┌─ Extracted entries
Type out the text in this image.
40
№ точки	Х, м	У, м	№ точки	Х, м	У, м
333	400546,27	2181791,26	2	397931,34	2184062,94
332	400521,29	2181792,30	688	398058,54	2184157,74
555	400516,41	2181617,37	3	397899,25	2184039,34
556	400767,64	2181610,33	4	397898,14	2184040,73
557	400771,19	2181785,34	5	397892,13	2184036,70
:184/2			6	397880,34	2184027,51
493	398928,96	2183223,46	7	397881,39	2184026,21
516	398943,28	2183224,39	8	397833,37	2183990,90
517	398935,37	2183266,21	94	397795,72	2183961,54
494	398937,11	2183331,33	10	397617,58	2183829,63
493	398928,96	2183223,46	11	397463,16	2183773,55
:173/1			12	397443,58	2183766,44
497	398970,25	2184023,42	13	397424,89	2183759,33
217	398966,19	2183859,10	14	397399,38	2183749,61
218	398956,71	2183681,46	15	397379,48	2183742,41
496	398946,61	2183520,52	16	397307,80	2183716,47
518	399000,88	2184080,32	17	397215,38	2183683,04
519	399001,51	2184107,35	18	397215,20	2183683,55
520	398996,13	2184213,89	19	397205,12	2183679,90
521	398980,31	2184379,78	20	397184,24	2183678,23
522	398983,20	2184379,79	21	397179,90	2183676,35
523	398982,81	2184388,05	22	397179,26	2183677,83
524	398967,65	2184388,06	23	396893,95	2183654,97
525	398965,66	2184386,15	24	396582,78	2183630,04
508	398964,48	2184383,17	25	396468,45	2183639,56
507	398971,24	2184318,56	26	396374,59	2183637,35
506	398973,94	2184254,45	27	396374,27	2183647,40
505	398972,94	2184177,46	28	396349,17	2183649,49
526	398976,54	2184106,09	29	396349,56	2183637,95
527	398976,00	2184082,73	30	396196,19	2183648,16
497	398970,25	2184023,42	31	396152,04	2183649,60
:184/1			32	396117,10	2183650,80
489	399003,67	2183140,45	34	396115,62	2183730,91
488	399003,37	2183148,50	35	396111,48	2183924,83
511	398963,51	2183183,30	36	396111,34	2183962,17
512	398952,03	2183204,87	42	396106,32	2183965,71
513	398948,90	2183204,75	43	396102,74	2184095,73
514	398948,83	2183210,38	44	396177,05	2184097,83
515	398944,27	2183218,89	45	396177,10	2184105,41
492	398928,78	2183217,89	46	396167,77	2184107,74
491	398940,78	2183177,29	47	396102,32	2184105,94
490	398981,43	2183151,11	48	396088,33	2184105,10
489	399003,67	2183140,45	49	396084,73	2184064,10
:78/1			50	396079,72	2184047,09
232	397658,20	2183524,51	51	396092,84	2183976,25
└─
Exercise objective :: Write out all the entries exactly.

Written solution ::
Type out the text in this image.
40
№ точки	Х, м	У, м	№ точки	Х, м	У, м
333	400546,27	2181791,26	2	397931,34	2184062,94
332	400521,29	2181792,30	688	398058,54	2184157,74
555	400516,41	2181617,37	3	397899,25	2184039,34
556	400767,64	2181610,33	4	397898,14	2184040,73
557	400771,19	2181785,34	5	397892,13	2184036,70
:184/2			6	397880,34	2184027,51
493	398928,96	2183223,46	7	397881,39	2184026,21
516	398943,28	2183224,39	8	397833,37	2183990,90
517	398935,37	2183266,21	94	397795,72	2183961,54
494	398937,11	2183331,33	10	397617,58	2183829,63
493	398928,96	2183223,46	11	397463,16	2183773,55
:173/1			12	397443,58	2183766,44
497	398970,25	2184023,42	13	397424,89	2183759,33
217	398966,19	2183859,10	14	397399,38	2183749,61
218	398956,71	2183681,46	15	397379,48	2183742,41
496	398946,61	2183520,52	16	397307,80	2183716,47
518	399000,88	2184080,32	17	397215,38	2183683,04
519	399001,51	2184107,35	18	397215,20	2183683,55
520	398996,13	2184213,89	19	397205,12	2183679,90
521	398980,31	2184379,78	20	397184,24	2183678,23
522	398983,20	2184379,79	21	397179,90	2183676,35
523	398982,81	2184388,05	22	397179,26	2183677,83
524	398967,65	2184388,06	23	396893,95	2183654,97
525	398965,66	2184386,15	24	396582,78	2183630,04
508	398964,48	2184383,17	25	396468,45	2183639,56
507	398971,24	2184318,56	26	396374,59	2183637,35
506	398973,94	2184254,45	27	396374,27	2183647,40
505	398972,94	2184177,46	28	396349,17	2183649,49
526	398976,54	2184106,09	29	396349,56	2183637,95
527	398976,00	2184082,73	30	396196,19	2183648,16
497	398970,25	2184023,42	31	396152,04	2183649,60
:184/1			32	396117,10	2183650,80
489	399003,67	2183140,45	34	396115,62	2183730,91
488	399003,37	2183148,50	35	396111,48	2183924,83
511	398963,51	2183183,30	36	396111,34	2183962,17
512	398952,03	2183204,87	42	396106,32	2183965,71
513	398948,90	2183204,75	43	396102,74	2184095,73
514	398948,83	2183210,38	44	396177,05	2184097,83
515	398944,27	2183218,89	45	396177,10	2184105,41
492	398928,78	2183217,89	46	396167,77	2184107,74
491	398940,78	2183177,29	47	396102,32	2184105,94
490	398981,43	2183151,11	48	396088,33	2184105,10
489	399003,67	2183140,45	49	396084,73	2184064,10
:78/1			50	396079,72	2184047,09
232	397658,20	2183524,51	51	396092,84	2183976,25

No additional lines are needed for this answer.